+++ LISTING +++

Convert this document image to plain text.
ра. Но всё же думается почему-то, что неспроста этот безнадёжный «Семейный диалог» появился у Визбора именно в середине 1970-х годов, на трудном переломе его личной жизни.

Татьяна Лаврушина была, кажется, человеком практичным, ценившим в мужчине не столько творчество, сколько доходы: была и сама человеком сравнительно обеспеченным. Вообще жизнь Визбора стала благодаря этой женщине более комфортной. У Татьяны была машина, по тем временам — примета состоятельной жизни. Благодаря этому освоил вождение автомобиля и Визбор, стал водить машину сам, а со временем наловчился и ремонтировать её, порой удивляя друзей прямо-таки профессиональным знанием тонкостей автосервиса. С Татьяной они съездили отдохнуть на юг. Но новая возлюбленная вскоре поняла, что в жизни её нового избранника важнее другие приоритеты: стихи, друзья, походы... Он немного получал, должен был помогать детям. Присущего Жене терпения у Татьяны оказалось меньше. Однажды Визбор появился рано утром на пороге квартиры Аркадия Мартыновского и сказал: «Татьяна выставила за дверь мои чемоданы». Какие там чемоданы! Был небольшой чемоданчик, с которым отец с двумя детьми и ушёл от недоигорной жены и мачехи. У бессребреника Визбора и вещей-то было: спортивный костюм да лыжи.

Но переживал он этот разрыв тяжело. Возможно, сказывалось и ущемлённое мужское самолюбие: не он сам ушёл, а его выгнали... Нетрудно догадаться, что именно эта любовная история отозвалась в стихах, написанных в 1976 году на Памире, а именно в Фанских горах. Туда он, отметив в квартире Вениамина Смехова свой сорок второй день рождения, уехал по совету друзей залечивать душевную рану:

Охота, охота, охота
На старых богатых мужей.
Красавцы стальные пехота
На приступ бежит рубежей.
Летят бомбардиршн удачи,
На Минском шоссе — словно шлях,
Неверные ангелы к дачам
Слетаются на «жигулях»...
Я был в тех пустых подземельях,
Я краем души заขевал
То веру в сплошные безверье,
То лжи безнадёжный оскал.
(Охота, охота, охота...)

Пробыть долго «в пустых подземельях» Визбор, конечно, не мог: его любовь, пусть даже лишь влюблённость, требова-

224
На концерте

+++

## WHAT YOU ARE ASKED TO DO
Using the entries above, return each line in which the word "подземельях" occurs.

## CORRECT RESULT
Я был в тех пустых подземельях,
Пробыть долго «в пустых подземельях» Визбор, конечно, не мог: его любовь, пусть даже лишь влюблённость, требова-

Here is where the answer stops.